Stated problem: Extract all lines that hold the string "gear".

[start Entries]

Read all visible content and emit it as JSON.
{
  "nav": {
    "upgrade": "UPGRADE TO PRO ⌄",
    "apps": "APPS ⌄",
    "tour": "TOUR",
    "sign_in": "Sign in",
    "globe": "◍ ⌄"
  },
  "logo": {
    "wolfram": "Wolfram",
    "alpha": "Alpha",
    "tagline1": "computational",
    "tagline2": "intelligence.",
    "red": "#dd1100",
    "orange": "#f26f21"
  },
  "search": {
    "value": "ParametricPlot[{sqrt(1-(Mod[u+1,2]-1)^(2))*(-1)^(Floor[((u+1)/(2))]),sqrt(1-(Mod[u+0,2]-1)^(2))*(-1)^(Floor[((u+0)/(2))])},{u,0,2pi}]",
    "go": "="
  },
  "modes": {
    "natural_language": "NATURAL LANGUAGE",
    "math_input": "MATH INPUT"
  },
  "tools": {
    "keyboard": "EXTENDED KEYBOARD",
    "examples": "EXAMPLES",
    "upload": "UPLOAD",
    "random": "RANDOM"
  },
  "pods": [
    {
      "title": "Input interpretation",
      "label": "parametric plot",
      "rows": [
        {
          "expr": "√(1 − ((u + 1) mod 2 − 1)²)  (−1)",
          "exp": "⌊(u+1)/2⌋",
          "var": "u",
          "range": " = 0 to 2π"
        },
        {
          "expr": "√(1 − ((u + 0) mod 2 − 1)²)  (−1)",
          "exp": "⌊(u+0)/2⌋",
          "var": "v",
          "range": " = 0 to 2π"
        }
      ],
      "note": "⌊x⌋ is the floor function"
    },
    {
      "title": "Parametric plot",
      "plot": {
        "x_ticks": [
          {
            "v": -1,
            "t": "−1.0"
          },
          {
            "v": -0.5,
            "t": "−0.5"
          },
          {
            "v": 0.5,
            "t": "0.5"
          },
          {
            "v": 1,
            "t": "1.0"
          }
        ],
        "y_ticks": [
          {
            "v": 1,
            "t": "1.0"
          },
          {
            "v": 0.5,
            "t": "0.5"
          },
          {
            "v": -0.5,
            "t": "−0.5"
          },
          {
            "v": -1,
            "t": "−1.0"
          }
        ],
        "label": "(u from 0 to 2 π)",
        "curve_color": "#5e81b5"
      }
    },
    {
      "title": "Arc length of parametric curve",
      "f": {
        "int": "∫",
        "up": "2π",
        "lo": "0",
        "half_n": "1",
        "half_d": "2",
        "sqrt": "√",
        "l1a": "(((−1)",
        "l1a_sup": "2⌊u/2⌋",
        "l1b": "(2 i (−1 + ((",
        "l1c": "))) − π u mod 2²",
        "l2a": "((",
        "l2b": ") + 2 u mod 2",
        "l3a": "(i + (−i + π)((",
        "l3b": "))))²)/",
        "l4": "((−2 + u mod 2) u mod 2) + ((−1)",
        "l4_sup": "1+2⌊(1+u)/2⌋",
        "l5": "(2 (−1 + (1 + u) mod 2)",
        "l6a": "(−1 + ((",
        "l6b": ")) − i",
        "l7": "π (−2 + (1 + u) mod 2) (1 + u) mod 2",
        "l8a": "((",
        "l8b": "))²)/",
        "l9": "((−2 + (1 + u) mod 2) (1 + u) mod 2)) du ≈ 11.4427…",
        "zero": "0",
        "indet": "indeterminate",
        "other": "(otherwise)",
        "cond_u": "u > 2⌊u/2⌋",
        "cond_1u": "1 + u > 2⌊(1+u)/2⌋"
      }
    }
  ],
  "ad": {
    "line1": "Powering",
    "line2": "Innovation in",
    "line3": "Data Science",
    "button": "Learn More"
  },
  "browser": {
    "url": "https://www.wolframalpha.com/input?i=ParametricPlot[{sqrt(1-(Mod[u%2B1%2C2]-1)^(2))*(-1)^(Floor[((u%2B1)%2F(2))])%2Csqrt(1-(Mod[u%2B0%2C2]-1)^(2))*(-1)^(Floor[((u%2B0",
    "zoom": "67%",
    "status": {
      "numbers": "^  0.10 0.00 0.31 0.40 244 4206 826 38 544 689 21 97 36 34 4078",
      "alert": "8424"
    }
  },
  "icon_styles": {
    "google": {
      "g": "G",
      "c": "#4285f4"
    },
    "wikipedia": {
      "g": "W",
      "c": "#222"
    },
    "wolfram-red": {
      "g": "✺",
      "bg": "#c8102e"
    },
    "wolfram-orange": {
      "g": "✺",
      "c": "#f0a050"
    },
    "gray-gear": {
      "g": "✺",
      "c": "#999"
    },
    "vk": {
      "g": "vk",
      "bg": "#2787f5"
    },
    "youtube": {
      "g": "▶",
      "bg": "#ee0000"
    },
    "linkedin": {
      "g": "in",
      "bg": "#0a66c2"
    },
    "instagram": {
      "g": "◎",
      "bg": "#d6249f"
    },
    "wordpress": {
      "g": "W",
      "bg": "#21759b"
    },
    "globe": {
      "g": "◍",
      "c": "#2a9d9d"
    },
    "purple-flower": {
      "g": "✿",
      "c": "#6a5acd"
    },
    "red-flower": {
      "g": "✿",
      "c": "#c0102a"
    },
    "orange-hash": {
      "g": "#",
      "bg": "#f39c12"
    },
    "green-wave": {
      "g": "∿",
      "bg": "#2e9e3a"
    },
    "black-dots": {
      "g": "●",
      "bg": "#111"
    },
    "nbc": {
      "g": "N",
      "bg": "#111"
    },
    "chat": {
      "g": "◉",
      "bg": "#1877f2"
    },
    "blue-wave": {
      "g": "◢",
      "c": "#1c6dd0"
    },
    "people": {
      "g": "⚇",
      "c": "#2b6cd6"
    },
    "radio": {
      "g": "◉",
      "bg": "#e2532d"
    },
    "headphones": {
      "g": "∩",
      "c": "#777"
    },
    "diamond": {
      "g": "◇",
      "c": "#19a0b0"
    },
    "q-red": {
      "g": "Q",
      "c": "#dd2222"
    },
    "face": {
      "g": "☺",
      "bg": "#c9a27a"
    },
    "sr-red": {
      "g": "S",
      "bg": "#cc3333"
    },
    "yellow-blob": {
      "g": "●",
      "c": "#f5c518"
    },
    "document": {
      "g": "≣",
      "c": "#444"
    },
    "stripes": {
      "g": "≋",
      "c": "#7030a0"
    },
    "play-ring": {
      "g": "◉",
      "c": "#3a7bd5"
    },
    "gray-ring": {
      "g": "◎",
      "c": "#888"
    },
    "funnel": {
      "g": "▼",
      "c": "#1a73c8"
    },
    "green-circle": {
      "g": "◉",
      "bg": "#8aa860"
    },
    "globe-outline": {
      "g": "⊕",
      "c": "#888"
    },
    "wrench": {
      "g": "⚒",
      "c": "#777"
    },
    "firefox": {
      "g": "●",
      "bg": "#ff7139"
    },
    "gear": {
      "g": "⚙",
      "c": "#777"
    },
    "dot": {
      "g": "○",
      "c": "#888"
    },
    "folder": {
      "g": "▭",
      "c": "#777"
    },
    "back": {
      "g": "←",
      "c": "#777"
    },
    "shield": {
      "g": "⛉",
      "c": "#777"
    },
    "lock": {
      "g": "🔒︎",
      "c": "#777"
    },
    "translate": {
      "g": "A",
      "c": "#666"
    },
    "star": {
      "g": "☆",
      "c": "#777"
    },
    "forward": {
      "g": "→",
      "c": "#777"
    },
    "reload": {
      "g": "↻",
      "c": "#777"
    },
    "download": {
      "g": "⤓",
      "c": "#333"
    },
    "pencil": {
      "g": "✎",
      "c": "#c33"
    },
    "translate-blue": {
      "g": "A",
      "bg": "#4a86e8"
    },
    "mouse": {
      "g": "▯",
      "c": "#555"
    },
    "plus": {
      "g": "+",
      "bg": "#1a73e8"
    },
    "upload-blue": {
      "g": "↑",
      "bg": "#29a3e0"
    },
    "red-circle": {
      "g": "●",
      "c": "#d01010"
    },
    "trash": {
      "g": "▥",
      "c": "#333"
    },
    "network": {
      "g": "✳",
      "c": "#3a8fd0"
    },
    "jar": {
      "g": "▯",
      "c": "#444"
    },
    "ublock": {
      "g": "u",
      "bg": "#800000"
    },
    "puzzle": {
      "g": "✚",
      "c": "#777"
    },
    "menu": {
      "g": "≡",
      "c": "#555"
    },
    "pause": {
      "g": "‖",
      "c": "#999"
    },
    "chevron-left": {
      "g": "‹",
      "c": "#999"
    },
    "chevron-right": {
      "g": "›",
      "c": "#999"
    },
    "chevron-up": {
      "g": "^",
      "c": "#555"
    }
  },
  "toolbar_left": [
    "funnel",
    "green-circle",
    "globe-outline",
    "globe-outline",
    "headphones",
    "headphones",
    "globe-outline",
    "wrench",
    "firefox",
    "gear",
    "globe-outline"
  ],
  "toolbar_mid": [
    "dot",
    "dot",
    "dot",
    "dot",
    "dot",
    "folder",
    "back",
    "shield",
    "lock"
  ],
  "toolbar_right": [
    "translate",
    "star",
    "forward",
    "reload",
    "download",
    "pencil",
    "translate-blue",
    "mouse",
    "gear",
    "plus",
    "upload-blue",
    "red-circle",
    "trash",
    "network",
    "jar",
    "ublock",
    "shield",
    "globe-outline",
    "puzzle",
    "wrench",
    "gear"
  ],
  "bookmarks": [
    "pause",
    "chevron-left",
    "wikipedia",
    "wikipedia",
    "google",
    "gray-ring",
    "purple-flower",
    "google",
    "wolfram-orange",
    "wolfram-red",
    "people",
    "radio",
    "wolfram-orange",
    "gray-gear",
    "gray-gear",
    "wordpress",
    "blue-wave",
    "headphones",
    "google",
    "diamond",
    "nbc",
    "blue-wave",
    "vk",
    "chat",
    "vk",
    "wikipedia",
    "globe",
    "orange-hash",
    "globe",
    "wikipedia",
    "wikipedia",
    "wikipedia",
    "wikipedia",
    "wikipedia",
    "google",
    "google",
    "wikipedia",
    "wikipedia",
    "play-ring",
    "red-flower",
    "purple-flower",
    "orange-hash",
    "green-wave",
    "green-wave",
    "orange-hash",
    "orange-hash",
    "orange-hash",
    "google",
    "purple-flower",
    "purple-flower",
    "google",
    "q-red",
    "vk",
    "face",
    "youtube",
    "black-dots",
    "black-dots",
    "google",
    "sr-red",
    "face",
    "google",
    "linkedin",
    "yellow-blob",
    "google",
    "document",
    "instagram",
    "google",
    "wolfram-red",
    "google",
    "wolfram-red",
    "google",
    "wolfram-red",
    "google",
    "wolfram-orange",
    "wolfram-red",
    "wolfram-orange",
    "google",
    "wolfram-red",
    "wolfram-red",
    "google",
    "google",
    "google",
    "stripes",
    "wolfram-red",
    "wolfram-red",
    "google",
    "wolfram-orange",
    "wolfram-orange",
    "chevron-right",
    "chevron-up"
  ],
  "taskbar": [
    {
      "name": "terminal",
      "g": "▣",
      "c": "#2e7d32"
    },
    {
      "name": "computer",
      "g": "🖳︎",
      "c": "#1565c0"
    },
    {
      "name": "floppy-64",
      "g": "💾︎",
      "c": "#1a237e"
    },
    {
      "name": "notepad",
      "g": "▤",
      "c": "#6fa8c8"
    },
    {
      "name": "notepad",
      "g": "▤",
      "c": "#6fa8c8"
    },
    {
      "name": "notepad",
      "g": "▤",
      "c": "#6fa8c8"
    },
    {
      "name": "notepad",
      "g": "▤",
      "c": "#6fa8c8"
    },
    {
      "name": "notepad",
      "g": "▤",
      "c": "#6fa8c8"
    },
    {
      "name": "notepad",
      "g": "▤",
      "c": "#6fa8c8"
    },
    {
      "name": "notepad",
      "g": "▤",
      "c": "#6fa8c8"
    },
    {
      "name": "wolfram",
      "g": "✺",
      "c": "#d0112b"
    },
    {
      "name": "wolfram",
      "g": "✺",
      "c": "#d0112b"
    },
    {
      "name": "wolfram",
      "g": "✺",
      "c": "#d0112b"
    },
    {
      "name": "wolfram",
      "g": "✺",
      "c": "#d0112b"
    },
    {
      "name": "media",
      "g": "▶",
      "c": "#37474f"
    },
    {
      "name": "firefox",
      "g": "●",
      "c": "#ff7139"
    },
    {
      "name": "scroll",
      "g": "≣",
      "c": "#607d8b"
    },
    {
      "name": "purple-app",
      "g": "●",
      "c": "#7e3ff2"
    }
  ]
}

[end Entries]

Full response:
    "gray-gear": {
    "gear": {
    "gear",
    "gear",
    "gear"
    "gray-gear",
    "gray-gear",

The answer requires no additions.